### PAGE EXCERPT
Technical information
- Licensing authority: FCC
- Facility ID: 69369
- Class: A
- ERP: 6,000 watts
- HAAT: 88.7 meters (291 ft)

Links
- Public license information: Public file; LMS;
- Webcast: Listen live
- Website: kgou.org

= KGOU =

Public radio station at the University of Oklahoma in Norman–Oklahoma City, Oklahoma

KGOU (106.3 MHz) is a non-commercial radio station licensed to Norman, Oklahoma, United States, serving the Oklahoma City Metroplex. It is owned by the University of Oklahoma, with the license held by the Board of Regents. It is operated by OU's College of Continuing Education (OU Outreach). Studios are in Copeland Hall on Van Vleet Oval, part of the OU campus. The staff consists of ten full-time and four part-time employees.

### GIVEN PROBLEM
Output the part of the KGOU text that opens with the words "KGOU (106.3 MHz)" and closes with "four part-time employees.". The records that follow the KGOU text were taken from a different source.

### Spatial layout entries
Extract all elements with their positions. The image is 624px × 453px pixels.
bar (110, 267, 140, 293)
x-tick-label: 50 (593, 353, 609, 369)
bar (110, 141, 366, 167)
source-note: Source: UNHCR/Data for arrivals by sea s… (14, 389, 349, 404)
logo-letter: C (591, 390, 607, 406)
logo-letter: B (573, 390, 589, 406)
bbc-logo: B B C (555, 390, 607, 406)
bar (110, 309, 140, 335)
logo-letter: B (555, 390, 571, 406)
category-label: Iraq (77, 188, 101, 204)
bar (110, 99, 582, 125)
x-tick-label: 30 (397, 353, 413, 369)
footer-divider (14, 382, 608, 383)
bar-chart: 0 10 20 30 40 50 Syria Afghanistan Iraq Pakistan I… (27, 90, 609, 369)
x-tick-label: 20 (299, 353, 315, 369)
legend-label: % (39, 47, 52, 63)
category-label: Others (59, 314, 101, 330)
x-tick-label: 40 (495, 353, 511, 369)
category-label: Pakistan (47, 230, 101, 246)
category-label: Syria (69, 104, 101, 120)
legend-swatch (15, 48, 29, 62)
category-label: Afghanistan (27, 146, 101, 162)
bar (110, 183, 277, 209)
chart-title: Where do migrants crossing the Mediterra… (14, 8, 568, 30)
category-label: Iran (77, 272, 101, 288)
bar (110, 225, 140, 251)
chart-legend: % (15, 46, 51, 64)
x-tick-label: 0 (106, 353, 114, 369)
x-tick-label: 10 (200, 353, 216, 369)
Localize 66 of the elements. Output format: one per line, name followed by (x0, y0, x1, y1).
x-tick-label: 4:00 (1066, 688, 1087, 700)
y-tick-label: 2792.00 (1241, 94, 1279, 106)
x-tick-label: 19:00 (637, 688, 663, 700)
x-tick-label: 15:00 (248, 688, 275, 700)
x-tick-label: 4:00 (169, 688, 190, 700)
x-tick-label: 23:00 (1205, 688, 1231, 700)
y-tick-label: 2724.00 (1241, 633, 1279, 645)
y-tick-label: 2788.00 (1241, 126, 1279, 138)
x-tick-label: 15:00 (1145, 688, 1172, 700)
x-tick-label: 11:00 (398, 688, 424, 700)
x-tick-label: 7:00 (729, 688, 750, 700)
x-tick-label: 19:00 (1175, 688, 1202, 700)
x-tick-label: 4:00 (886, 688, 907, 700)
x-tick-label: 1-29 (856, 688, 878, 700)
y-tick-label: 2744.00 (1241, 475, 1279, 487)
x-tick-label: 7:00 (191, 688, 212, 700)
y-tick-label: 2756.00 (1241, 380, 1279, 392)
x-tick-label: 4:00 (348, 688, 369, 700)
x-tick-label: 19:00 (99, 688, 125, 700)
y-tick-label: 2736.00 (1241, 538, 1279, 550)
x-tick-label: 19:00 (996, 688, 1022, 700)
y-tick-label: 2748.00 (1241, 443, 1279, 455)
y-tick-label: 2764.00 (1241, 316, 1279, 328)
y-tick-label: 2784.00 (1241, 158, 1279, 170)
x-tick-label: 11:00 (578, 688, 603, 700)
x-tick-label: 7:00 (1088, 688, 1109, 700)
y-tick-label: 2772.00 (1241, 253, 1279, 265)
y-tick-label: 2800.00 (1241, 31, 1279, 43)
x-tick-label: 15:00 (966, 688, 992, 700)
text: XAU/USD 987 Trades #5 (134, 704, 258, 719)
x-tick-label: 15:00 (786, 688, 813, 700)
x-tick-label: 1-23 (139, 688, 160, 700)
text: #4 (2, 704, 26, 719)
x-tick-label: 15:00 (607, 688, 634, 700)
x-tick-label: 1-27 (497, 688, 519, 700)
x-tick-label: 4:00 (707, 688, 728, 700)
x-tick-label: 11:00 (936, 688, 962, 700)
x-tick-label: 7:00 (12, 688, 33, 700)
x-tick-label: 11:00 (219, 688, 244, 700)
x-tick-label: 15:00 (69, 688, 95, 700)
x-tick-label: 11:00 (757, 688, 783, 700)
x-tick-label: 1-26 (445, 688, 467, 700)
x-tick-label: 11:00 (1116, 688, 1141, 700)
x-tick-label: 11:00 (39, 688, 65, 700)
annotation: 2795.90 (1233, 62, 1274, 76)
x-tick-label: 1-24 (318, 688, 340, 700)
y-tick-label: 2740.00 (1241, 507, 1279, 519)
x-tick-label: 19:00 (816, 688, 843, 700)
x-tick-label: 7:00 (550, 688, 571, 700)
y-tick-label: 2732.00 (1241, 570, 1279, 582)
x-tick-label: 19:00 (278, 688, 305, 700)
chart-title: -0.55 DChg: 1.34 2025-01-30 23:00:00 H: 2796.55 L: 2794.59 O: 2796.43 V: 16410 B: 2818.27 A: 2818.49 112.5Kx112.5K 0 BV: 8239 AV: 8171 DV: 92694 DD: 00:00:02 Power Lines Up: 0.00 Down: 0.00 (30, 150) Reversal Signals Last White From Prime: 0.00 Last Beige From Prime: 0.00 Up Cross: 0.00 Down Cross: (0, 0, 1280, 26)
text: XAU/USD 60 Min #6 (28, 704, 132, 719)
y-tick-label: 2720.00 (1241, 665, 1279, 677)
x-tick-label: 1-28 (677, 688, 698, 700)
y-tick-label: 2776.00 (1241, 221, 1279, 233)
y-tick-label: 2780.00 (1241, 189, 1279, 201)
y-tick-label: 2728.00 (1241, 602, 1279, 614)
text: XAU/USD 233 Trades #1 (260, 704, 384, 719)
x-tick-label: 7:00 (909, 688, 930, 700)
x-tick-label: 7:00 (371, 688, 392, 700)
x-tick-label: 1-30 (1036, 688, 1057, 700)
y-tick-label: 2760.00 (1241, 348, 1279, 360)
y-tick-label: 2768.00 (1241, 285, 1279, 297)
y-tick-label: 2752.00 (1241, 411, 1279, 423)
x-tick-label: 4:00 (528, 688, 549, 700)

### TASK SOLUTION
KGOU (106.3 MHz) is a non-commercial radio station licensed to Norman, Oklahoma, United States, serving the Oklahoma City Metroplex. It is owned by the University of Oklahoma, with the license held by the Board of Regents. It is operated by OU's College of Continuing Education (OU Outreach). Studios are in Copeland Hall on Van Vleet Oval, part of the OU campus. The staff consists of ten full-time and four part-time employees.